[BEGIN Available records]

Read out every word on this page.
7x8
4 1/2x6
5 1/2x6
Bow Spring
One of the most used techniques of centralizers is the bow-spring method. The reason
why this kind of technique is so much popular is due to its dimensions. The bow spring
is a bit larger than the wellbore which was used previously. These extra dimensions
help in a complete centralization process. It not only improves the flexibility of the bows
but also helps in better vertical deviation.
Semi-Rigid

[END Available records]
[BEGIN Available records]

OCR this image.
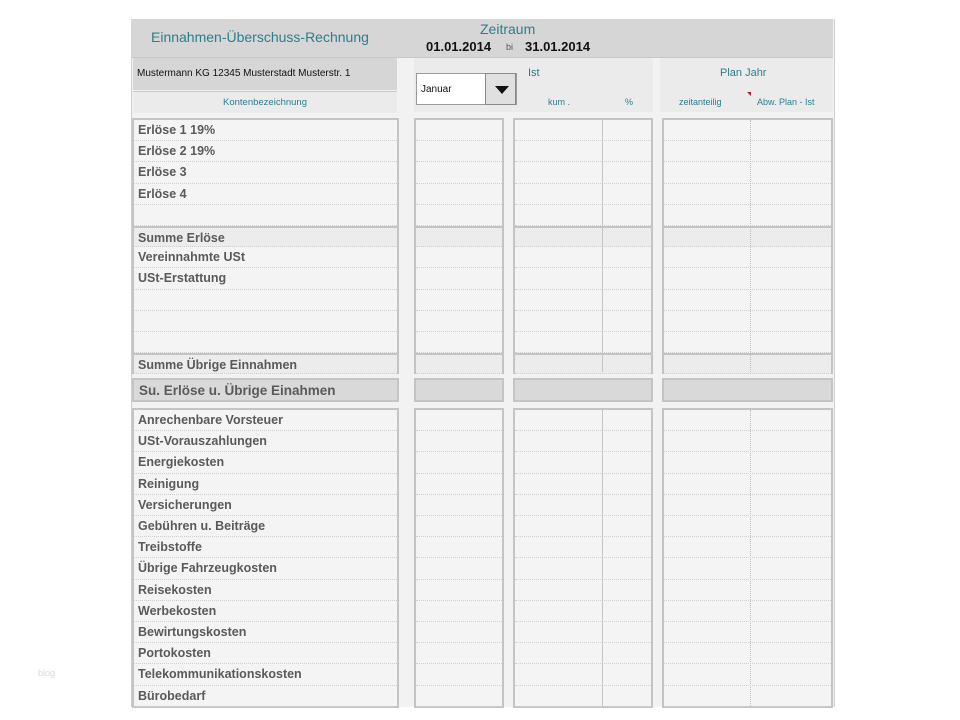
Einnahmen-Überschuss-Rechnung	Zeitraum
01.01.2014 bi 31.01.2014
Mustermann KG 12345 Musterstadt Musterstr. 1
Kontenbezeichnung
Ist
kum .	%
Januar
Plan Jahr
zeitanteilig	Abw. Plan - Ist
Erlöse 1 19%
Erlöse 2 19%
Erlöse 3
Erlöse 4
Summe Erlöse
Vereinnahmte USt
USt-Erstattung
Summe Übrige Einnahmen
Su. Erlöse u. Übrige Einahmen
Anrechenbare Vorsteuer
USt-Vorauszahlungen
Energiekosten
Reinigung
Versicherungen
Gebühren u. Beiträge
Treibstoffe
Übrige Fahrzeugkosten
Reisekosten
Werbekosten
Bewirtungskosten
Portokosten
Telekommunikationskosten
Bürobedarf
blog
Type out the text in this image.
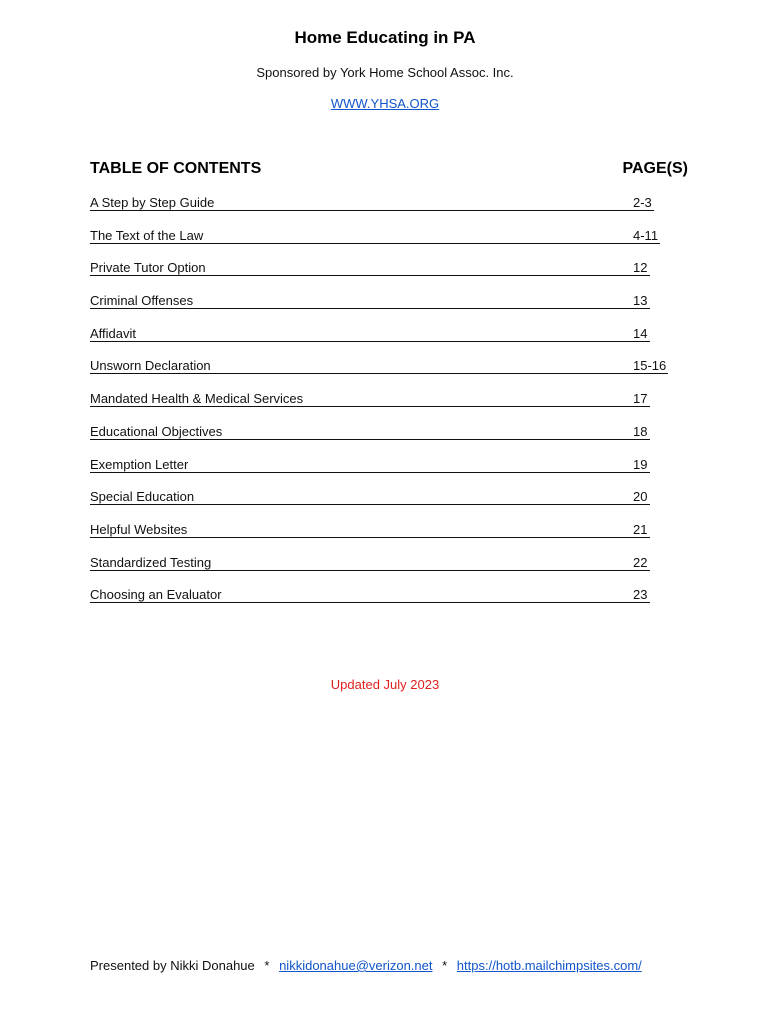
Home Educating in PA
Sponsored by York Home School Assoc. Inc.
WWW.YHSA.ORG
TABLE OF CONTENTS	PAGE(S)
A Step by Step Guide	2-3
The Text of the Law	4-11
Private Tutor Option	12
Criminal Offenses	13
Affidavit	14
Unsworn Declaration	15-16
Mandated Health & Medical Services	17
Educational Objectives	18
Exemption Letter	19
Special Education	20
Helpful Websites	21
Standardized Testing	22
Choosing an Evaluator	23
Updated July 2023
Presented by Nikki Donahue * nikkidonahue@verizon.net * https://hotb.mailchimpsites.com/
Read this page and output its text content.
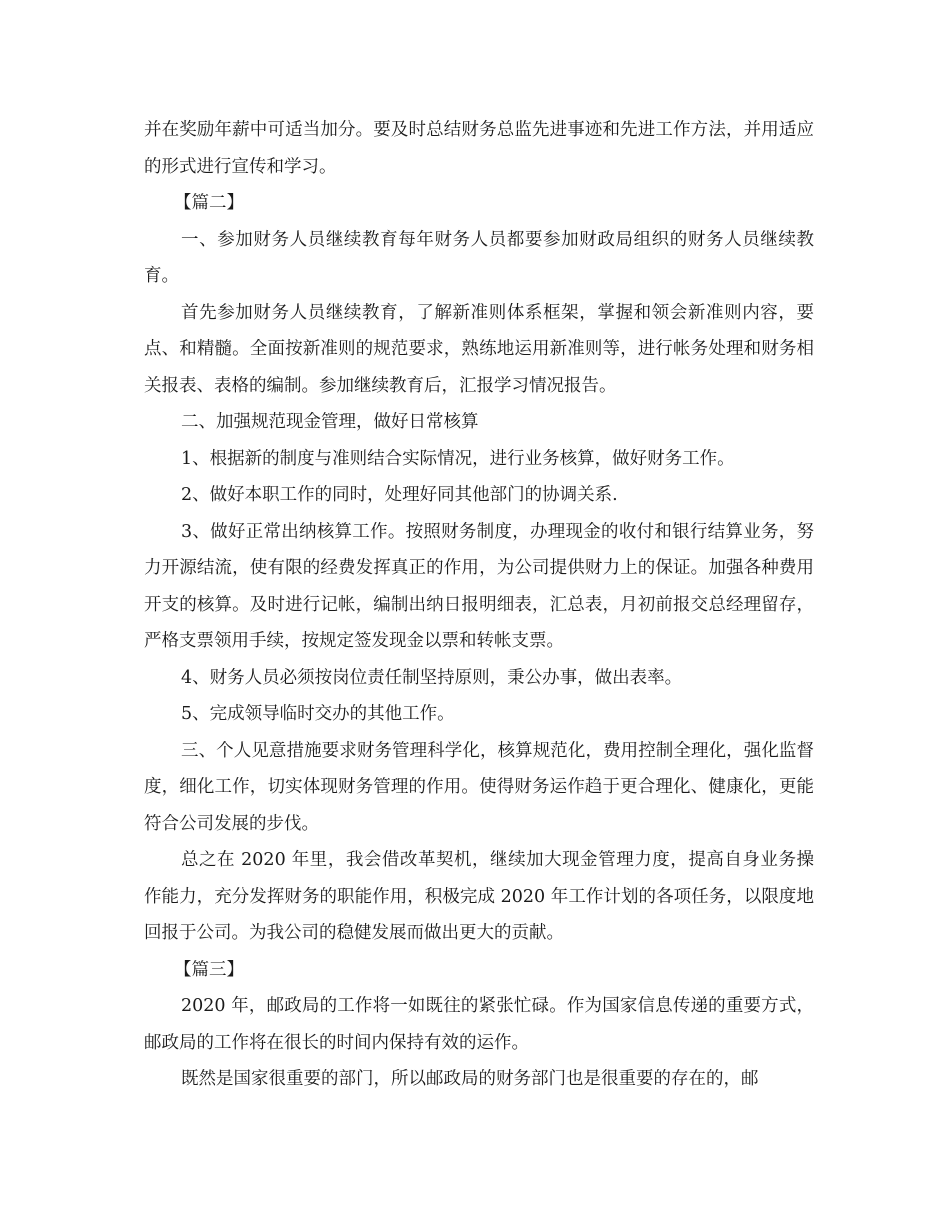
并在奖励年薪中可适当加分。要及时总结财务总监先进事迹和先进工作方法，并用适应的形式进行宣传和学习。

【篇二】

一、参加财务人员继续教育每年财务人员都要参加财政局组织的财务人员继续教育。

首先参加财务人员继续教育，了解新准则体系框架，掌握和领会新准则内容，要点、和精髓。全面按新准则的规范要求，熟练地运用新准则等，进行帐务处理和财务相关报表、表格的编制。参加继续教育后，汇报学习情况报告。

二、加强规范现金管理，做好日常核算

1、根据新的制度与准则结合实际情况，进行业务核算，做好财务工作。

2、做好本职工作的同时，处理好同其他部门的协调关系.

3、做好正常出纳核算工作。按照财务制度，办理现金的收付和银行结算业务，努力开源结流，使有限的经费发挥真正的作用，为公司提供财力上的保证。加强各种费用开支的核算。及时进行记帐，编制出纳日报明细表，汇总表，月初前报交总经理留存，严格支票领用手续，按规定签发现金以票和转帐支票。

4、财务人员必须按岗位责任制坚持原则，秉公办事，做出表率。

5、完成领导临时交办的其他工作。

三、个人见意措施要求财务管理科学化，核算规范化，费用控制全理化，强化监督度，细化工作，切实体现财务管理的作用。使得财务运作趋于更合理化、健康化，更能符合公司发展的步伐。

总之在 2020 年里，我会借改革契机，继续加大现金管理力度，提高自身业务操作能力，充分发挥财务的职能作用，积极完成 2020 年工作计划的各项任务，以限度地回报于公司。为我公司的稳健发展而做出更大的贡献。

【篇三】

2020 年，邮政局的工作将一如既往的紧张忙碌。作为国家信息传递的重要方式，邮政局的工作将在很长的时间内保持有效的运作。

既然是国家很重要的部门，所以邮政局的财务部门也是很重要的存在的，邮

[END Available records]

*Work to do*
Each line above that includes "Plan" should be shown.

*The solution*
Plan Jahr
zeitanteilig	Abw. Plan - Ist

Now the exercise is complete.